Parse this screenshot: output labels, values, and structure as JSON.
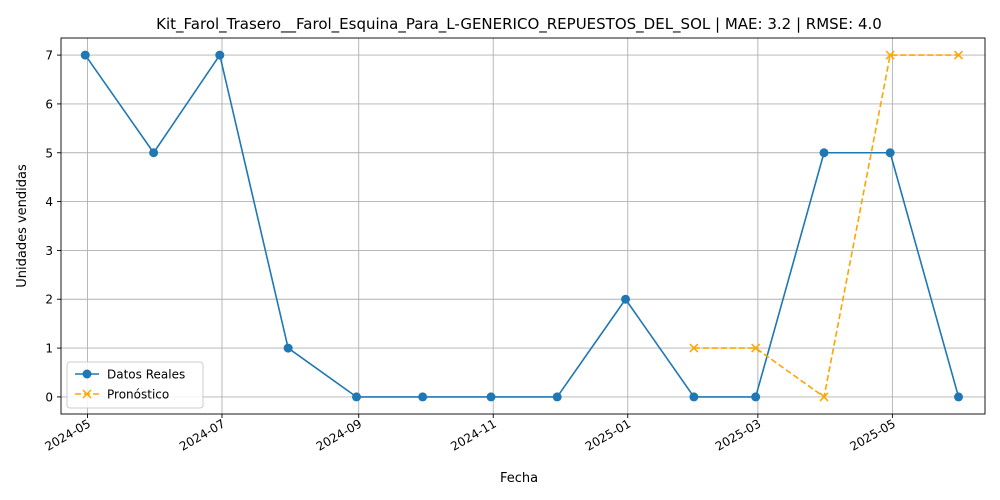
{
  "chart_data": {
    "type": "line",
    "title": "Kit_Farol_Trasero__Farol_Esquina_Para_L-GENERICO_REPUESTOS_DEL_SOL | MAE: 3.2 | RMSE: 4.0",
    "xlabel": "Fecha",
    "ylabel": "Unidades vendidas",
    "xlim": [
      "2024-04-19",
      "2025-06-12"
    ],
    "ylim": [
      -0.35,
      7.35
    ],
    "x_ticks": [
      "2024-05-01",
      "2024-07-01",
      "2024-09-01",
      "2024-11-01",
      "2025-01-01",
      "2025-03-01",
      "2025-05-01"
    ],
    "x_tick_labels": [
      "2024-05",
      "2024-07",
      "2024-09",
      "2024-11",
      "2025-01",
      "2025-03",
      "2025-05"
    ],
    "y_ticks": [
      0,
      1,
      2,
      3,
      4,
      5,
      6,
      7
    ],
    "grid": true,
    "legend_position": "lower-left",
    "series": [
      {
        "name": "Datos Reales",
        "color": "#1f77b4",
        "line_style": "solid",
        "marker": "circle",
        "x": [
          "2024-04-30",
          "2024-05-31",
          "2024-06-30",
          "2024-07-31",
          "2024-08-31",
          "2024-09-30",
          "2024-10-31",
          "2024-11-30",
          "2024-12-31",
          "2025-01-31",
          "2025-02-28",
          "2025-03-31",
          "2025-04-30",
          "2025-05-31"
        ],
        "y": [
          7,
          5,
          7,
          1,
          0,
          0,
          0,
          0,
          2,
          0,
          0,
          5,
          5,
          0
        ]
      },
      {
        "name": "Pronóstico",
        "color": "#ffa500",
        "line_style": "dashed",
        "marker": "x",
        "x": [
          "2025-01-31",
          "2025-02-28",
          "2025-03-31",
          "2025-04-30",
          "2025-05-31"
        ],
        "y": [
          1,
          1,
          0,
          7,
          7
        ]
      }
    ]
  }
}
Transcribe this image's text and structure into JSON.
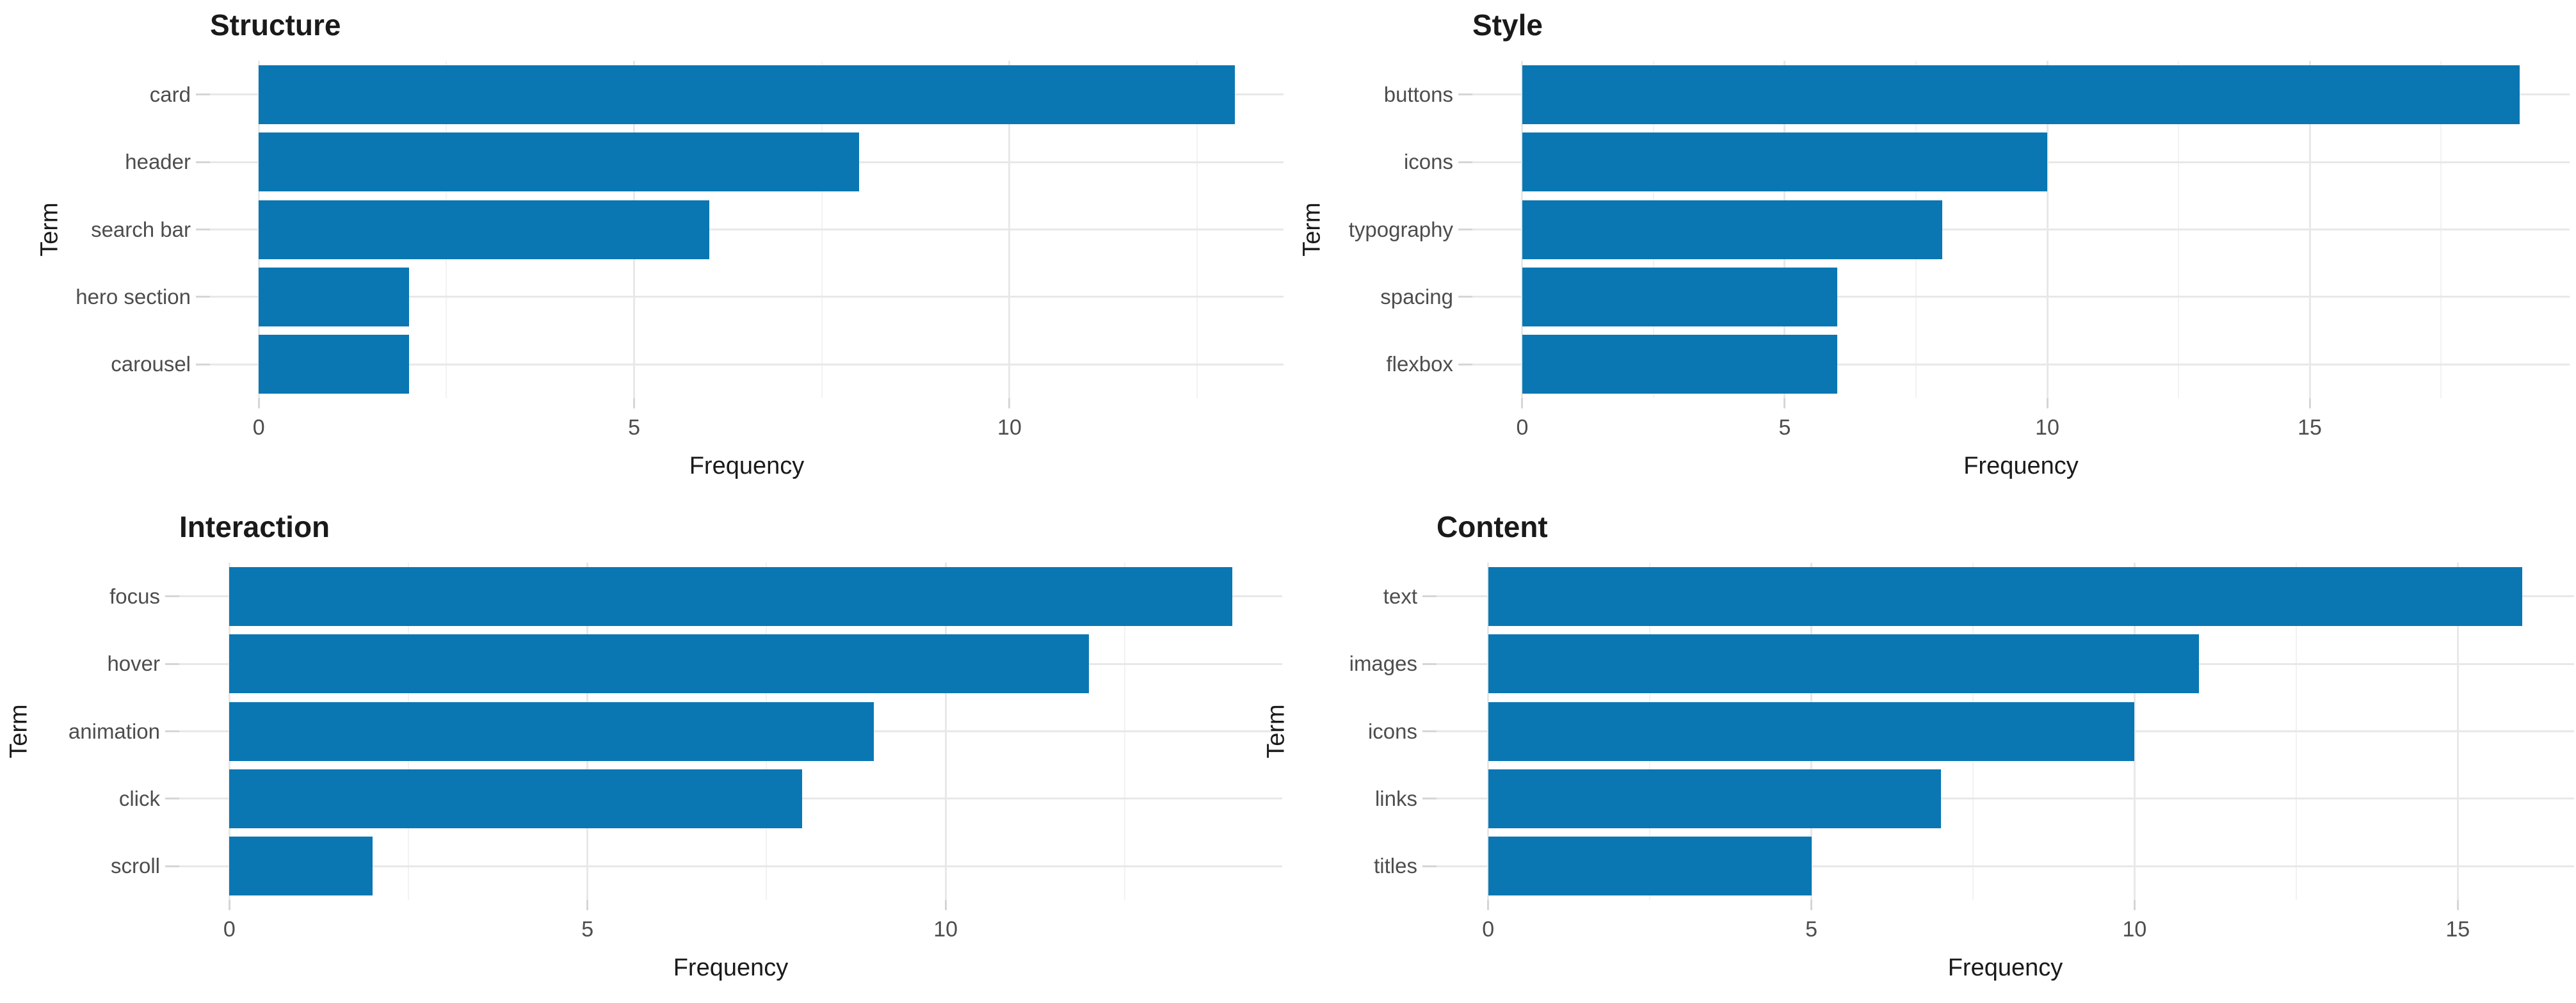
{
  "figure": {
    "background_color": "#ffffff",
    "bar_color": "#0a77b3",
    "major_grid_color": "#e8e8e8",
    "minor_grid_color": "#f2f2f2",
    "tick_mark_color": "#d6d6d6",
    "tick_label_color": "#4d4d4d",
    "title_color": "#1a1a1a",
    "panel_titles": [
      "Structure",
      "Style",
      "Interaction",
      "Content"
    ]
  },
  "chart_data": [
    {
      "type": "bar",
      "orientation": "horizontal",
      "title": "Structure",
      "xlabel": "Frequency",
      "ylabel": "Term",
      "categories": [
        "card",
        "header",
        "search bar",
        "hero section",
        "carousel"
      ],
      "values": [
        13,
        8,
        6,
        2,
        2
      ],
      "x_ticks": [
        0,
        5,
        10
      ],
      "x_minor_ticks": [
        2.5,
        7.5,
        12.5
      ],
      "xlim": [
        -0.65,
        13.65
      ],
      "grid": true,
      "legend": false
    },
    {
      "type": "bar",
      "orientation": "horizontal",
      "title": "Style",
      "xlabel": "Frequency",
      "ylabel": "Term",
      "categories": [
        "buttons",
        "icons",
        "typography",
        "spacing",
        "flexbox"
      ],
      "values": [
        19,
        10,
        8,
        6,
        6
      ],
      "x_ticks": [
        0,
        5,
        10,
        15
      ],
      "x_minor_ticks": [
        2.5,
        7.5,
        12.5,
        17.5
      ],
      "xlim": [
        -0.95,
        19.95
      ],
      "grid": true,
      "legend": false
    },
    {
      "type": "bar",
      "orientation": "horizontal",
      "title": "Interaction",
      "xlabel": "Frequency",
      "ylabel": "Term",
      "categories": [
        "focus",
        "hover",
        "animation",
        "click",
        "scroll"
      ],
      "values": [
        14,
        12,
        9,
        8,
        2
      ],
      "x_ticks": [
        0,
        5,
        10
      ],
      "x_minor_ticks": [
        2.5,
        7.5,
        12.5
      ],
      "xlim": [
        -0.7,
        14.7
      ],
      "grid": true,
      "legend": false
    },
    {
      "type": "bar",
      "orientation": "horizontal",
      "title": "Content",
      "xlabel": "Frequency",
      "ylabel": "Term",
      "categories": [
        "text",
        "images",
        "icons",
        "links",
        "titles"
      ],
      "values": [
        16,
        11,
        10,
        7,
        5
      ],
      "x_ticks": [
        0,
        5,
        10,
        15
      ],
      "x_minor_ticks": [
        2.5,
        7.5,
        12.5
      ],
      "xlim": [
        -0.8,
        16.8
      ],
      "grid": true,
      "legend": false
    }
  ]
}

————————

In the entries above, find each line with the string "this" and copy it.

» **SOLVED PROBLEM**:
Parse this screenshot: output labels, values, and structure as JSON.
Transcribe this image's text and structure into JSON.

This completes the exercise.